Records excerpted from a collection:
########################################
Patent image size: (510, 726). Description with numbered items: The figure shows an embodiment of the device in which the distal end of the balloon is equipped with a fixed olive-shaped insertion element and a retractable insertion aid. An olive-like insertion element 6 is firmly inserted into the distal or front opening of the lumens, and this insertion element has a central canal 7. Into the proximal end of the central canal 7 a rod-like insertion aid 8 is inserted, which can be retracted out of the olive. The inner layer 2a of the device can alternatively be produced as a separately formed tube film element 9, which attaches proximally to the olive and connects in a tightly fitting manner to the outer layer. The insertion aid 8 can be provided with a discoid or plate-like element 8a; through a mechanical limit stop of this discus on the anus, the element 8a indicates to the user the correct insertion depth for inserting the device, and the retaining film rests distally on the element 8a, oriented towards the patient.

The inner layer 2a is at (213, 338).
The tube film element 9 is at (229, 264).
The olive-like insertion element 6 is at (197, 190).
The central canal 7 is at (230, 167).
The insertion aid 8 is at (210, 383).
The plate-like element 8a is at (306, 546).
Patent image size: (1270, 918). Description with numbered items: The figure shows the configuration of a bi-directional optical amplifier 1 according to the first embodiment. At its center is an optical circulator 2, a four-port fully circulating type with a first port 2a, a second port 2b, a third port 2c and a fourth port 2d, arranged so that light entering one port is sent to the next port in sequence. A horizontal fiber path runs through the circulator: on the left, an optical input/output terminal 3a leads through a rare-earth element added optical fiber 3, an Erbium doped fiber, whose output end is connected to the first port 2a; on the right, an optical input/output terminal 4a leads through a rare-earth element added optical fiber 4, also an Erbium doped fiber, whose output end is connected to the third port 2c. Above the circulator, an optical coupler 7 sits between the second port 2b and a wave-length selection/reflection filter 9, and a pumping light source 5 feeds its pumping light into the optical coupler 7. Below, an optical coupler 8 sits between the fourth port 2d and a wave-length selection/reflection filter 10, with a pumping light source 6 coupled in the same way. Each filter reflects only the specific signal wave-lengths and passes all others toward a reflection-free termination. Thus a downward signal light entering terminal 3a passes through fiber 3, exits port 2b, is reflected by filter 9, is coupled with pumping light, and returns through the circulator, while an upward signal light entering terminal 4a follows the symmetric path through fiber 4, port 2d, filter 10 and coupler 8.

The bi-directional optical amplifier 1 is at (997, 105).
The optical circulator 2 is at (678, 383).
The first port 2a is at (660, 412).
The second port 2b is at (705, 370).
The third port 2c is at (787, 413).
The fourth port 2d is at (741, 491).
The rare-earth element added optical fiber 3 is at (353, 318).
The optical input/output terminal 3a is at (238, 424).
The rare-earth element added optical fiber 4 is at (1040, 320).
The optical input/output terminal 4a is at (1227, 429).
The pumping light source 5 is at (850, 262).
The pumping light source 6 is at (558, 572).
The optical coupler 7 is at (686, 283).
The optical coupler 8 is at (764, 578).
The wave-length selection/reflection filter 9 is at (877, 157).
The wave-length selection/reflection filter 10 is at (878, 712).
########################################
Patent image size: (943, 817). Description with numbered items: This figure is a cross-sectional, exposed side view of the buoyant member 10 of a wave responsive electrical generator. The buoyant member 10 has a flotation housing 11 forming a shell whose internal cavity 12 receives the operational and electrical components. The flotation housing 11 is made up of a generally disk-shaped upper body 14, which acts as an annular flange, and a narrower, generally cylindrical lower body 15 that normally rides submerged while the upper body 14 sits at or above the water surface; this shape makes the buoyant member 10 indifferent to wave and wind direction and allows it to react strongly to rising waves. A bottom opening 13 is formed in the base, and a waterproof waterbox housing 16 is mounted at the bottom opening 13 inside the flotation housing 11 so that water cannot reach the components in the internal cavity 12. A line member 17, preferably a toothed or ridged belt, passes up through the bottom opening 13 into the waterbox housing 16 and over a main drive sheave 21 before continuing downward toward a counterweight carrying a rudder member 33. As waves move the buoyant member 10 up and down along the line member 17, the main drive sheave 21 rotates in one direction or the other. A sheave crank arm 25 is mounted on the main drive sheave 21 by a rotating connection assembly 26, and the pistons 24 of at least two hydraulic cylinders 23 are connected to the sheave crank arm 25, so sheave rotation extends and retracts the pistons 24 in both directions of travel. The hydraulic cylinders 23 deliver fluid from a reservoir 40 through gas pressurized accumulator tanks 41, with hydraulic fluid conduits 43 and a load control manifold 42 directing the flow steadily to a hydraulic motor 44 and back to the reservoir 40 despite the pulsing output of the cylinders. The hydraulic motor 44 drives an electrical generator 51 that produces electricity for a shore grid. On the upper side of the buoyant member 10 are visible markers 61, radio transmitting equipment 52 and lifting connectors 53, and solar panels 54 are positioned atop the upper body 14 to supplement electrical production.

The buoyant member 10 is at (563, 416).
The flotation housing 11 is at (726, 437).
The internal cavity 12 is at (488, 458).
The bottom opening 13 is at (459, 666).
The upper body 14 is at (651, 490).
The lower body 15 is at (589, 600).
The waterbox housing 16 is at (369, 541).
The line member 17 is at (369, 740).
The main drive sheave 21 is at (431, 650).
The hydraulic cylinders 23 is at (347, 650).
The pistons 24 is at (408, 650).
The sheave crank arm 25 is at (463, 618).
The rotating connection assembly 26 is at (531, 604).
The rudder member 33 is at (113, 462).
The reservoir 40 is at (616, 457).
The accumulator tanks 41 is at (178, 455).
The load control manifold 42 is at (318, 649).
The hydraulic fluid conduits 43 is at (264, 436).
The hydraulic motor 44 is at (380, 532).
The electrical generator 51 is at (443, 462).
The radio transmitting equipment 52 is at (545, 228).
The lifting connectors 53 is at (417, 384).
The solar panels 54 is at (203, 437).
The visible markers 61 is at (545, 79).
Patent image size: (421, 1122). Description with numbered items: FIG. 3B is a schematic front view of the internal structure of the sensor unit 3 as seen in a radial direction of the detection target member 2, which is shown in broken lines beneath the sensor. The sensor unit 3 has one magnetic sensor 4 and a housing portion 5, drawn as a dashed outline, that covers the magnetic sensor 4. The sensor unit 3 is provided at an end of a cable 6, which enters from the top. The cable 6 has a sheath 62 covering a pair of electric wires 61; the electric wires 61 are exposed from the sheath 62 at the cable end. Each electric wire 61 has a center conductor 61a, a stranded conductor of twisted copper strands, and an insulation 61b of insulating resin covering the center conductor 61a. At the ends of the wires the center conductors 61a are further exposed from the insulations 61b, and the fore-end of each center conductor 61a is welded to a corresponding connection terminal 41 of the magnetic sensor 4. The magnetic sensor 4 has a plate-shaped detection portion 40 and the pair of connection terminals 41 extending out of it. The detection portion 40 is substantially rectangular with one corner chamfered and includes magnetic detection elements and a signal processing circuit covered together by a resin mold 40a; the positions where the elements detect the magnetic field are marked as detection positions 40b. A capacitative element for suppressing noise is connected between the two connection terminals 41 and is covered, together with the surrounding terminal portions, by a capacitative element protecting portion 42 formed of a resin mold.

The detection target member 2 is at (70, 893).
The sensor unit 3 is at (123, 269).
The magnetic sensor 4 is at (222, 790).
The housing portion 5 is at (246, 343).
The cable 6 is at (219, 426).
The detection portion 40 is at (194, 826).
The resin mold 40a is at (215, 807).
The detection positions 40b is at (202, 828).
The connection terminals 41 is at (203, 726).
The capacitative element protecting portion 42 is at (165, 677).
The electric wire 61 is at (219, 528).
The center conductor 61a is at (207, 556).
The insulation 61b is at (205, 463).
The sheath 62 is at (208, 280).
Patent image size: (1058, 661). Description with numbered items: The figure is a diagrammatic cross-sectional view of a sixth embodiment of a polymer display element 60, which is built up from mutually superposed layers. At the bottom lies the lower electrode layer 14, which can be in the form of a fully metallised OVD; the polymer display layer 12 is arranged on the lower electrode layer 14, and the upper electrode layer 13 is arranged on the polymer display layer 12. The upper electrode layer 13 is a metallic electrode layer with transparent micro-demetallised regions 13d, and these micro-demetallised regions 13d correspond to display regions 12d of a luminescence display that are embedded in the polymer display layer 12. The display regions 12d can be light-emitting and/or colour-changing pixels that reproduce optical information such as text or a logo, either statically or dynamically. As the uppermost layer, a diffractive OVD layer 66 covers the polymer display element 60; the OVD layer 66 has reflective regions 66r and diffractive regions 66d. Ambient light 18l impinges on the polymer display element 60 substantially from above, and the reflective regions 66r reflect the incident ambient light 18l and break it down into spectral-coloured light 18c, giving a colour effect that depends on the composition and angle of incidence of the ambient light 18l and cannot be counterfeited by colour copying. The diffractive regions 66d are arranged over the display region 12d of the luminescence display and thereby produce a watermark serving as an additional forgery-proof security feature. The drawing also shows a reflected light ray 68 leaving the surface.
########################################
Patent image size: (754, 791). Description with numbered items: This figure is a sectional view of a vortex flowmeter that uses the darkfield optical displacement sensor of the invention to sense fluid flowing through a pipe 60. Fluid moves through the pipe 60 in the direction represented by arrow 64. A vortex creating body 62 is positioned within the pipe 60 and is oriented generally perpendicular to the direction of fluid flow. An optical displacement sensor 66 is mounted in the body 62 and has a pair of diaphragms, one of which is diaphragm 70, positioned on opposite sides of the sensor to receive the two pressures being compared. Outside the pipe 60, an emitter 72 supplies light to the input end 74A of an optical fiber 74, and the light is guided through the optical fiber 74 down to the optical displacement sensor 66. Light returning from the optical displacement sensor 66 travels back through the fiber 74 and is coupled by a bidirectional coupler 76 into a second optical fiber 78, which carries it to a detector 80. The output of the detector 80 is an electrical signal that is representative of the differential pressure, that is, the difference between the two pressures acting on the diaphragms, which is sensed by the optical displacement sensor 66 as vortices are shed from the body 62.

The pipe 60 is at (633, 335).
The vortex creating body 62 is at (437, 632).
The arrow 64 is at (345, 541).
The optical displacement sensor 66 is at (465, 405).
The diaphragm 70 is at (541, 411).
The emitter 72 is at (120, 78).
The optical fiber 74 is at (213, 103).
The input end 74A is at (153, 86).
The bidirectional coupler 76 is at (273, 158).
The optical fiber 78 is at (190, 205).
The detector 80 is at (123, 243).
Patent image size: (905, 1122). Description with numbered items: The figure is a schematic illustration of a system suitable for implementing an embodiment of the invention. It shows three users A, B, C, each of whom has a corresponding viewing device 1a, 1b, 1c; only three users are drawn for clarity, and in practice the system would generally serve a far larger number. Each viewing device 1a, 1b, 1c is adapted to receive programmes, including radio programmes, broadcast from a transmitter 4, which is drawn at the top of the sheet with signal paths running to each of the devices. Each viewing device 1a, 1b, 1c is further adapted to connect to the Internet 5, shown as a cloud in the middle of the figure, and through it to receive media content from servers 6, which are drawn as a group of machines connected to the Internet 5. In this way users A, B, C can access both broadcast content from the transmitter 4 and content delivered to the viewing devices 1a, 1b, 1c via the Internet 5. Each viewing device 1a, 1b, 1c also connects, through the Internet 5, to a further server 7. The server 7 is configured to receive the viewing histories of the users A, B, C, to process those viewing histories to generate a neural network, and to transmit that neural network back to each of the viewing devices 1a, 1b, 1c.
########################################
Please format the material as a JSON list of strings, one string per line, starting with the line that contains "Patent image size: (1270, 918)." and going on through the line that contains "The optical coupler 7 is at (686, 283).". Leave out blank lines.

**Correct response**
[
  "Patent image size: (1270, 918). Description with numbered items: The figure shows the configuration of a bi-directional optical amplifier 1 according to the first embodiment. At its center is an optical circulator 2, a four-port fully circulating type with a first port 2a, a second port 2b, a third port 2c and a fourth port 2d, arranged so that light entering one port is sent to the next port in sequence. A horizontal fiber path runs through the circulator: on the left, an optical input/output terminal 3a leads through a rare-earth element added optical fiber 3, an Erbium doped fiber, whose output end is connected to the first port 2a; on the right, an optical input/output terminal 4a leads through a rare-earth element added optical fiber 4, also an Erbium doped fiber, whose output end is connected to the third port 2c. Above the circulator, an optical coupler 7 sits between the second port 2b and a wave-length selection/reflection filter 9, and a pumping light source 5 feeds its pumping light into the optical coupler 7. Below, an optical coupler 8 sits between the fourth port 2d and a wave-length selection/reflection filter 10, with a pumping light source 6 coupled in the same way. Each filter reflects only the specific signal wave-lengths and passes all others toward a reflection-free termination. Thus a downward signal light entering terminal 3a passes through fiber 3, exits port 2b, is reflected by filter 9, is coupled with pumping light, and returns through the circulator, while an upward signal light entering terminal 4a follows the symmetric path through fiber 4, port 2d, filter 10 and coupler 8.",
  "The bi-directional optical amplifier 1 is at (997, 105).",
  "The optical circulator 2 is at (678, 383).",
  "The first port 2a is at (660, 412).",
  "The second port 2b is at (705, 370).",
  "The third port 2c is at (787, 413).",
  "The fourth port 2d is at (741, 491).",
  "The rare-earth element added optical fiber 3 is at (353, 318).",
  "The optical input/output terminal 3a is at (238, 424).",
  "The rare-earth element added optical fiber 4 is at (1040, 320).",
  "The optical input/output terminal 4a is at (1227, 429).",
  "The pumping light source 5 is at (850, 262).",
  "The pumping light source 6 is at (558, 572).",
  "The optical coupler 7 is at (686, 283)."
]